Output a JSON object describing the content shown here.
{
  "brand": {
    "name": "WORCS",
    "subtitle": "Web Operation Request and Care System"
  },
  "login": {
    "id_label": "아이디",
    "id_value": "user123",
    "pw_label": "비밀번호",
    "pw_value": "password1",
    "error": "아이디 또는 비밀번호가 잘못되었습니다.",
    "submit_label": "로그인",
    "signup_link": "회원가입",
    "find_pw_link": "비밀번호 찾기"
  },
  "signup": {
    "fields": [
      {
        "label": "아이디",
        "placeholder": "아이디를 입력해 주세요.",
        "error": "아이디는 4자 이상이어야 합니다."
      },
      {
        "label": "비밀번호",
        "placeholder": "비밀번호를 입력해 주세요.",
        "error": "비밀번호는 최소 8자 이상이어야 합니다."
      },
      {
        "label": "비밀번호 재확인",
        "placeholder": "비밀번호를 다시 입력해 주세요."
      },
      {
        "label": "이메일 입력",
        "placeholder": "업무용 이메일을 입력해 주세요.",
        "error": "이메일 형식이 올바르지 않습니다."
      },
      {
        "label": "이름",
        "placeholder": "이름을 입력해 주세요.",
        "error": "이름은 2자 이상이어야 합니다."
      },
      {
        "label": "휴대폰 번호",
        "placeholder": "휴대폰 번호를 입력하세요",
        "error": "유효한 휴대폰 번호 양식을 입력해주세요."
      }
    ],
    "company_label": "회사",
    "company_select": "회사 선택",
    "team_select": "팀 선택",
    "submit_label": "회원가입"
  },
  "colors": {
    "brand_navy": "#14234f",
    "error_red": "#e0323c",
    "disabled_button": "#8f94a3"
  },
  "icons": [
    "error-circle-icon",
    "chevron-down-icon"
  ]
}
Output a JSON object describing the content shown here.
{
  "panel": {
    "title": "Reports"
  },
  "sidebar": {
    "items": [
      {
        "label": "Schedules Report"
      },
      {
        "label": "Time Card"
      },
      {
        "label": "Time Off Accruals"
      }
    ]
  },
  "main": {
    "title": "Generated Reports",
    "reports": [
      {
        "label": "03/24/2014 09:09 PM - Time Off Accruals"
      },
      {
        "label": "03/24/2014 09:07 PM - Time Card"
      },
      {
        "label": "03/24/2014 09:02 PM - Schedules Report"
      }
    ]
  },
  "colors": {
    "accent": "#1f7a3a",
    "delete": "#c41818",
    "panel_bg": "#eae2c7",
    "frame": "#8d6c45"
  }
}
◇ ◇ ◇ ◇ ◇ ◇ ◇
◆ STATED EXERCISE: Copy every line above that includes the string "Accruals".

◆ REPLY:
        "label": "Time Off Accruals"
        "label": "03/24/2014 09:09 PM - Time Off Accruals"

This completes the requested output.